* PROMPT *
Type out the records that follow, exactly as given.

[start of TASK INPUT]

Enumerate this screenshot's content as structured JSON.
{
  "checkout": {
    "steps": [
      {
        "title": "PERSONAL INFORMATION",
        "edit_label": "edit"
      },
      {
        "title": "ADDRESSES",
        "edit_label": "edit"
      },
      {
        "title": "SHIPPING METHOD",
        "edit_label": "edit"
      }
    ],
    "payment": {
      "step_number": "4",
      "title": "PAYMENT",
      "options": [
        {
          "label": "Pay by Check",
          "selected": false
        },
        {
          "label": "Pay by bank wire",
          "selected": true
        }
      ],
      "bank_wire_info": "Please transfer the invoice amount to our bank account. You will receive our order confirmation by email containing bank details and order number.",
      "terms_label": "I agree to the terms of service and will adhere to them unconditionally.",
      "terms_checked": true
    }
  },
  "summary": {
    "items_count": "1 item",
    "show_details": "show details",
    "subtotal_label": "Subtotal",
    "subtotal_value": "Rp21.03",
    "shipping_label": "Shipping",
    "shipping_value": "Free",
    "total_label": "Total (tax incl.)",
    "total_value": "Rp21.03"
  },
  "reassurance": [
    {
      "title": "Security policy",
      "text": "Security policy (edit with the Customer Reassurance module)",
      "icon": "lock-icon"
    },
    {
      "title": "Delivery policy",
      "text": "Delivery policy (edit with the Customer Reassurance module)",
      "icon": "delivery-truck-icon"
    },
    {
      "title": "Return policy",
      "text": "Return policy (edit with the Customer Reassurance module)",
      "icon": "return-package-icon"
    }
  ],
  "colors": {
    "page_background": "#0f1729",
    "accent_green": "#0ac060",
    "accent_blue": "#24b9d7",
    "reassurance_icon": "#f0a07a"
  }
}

[end of TASK INPUT]

* OUTPUT FOR THIS EXERCISE *
Enumerate this screenshot's content as structured JSON.
{
  "checkout": {
    "steps": [
      {
        "title": "PERSONAL INFORMATION",
        "edit_label": "edit"
      },
      {
        "title": "ADDRESSES",
        "edit_label": "edit"
      },
      {
        "title": "SHIPPING METHOD",
        "edit_label": "edit"
      }
    ],
    "payment": {
      "step_number": "4",
      "title": "PAYMENT",
      "options": [
        {
          "label": "Pay by Check",
          "selected": false
        },
        {
          "label": "Pay by bank wire",
          "selected": true
        }
      ],
      "bank_wire_info": "Please transfer the invoice amount to our bank account. You will receive our order confirmation by email containing bank details and order number.",
      "terms_label": "I agree to the terms of service and will adhere to them unconditionally.",
      "terms_checked": true
    }
  },
  "summary": {
    "items_count": "1 item",
    "show_details": "show details",
    "subtotal_label": "Subtotal",
    "subtotal_value": "Rp21.03",
    "shipping_label": "Shipping",
    "shipping_value": "Free",
    "total_label": "Total (tax incl.)",
    "total_value": "Rp21.03"
  },
  "reassurance": [
    {
      "title": "Security policy",
      "text": "Security policy (edit with the Customer Reassurance module)",
      "icon": "lock-icon"
    },
    {
      "title": "Delivery policy",
      "text": "Delivery policy (edit with the Customer Reassurance module)",
      "icon": "delivery-truck-icon"
    },
    {
      "title": "Return policy",
      "text": "Return policy (edit with the Customer Reassurance module)",
      "icon": "return-package-icon"
    }
  ],
  "colors": {
    "page_background": "#0f1729",
    "accent_green": "#0ac060",
    "accent_blue": "#24b9d7",
    "reassurance_icon": "#f0a07a"
  }
}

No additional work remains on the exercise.